— WHAT TO WORK ON —
How many lines in the records below hold the string "Association"? Answer with the number alone.

— DATA FOR PROCESSING —
● ● ● ●
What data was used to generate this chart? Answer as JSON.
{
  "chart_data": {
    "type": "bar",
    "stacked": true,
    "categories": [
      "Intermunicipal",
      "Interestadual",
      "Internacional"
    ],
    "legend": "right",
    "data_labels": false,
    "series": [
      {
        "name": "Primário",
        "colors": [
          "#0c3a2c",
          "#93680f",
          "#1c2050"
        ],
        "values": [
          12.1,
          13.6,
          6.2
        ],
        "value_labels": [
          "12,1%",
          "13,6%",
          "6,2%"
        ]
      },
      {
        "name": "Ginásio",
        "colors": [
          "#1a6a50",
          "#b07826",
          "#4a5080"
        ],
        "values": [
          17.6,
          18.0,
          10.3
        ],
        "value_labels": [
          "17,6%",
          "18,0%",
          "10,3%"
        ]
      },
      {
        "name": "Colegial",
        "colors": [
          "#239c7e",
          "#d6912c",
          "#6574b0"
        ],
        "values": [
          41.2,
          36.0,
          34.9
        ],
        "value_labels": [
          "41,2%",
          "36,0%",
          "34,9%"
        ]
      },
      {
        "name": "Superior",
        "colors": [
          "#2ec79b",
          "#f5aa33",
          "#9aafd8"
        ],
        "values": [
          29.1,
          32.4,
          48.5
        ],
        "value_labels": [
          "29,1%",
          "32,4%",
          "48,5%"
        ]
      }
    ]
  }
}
● ● ● ●
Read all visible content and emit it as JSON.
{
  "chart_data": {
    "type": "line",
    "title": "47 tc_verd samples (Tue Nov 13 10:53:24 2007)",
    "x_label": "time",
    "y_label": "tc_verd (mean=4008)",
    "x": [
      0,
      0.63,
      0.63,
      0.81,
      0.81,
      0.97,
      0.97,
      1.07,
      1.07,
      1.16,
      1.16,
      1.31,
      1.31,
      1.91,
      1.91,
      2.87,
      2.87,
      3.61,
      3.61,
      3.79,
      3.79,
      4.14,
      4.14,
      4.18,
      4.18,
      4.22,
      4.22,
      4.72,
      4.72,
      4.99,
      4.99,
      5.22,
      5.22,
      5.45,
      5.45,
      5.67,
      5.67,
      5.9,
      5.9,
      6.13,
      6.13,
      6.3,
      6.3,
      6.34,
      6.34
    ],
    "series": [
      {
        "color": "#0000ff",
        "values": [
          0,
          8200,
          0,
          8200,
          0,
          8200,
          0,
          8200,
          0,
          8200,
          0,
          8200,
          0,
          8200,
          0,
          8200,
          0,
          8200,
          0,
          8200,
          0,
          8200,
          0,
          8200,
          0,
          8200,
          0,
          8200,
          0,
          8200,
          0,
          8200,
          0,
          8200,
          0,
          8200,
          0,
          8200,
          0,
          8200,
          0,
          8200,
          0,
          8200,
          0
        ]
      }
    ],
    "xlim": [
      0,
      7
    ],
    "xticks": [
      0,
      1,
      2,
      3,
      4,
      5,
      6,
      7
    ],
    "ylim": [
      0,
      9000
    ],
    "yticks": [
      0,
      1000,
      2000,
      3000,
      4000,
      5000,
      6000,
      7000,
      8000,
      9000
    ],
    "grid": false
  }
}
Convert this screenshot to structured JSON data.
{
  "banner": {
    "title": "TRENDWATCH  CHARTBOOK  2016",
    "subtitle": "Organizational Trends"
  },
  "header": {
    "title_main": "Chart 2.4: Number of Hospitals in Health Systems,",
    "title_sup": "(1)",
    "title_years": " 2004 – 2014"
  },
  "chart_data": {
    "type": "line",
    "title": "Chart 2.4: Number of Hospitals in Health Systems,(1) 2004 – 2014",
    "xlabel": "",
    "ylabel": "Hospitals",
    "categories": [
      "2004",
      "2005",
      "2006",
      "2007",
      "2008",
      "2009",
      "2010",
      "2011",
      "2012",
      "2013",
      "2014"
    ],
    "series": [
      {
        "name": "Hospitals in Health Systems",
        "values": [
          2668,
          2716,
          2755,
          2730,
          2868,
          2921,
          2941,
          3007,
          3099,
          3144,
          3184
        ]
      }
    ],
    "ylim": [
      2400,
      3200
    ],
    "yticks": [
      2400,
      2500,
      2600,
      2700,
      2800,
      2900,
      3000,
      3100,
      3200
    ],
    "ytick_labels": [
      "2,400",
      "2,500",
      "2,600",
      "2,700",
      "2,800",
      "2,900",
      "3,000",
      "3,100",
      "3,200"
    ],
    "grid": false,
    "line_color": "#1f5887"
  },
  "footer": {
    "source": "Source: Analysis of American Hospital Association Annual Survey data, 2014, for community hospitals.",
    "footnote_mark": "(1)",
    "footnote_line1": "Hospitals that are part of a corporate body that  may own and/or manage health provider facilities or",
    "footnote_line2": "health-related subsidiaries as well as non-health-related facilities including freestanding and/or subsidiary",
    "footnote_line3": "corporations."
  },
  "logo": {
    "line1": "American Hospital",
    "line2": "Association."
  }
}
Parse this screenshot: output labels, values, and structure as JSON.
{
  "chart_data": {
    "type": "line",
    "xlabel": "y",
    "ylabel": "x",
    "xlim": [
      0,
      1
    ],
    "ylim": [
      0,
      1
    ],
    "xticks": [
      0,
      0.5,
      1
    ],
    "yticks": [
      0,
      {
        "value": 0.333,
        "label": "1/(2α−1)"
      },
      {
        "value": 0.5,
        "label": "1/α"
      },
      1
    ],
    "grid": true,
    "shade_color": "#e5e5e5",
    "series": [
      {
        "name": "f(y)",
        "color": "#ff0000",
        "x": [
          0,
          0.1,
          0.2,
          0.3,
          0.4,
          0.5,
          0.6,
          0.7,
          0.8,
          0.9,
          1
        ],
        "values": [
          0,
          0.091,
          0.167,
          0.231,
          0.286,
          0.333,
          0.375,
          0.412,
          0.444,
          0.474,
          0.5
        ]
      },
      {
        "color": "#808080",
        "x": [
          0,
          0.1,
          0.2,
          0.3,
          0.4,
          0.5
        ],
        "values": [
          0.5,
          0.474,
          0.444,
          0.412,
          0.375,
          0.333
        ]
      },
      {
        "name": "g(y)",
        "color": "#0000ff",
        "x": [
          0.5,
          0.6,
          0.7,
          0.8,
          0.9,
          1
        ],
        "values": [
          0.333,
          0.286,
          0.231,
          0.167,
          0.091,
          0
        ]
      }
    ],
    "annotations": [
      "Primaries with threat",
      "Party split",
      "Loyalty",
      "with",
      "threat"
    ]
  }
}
● ● ● ●
— ANSWER TO THIS TASK —
2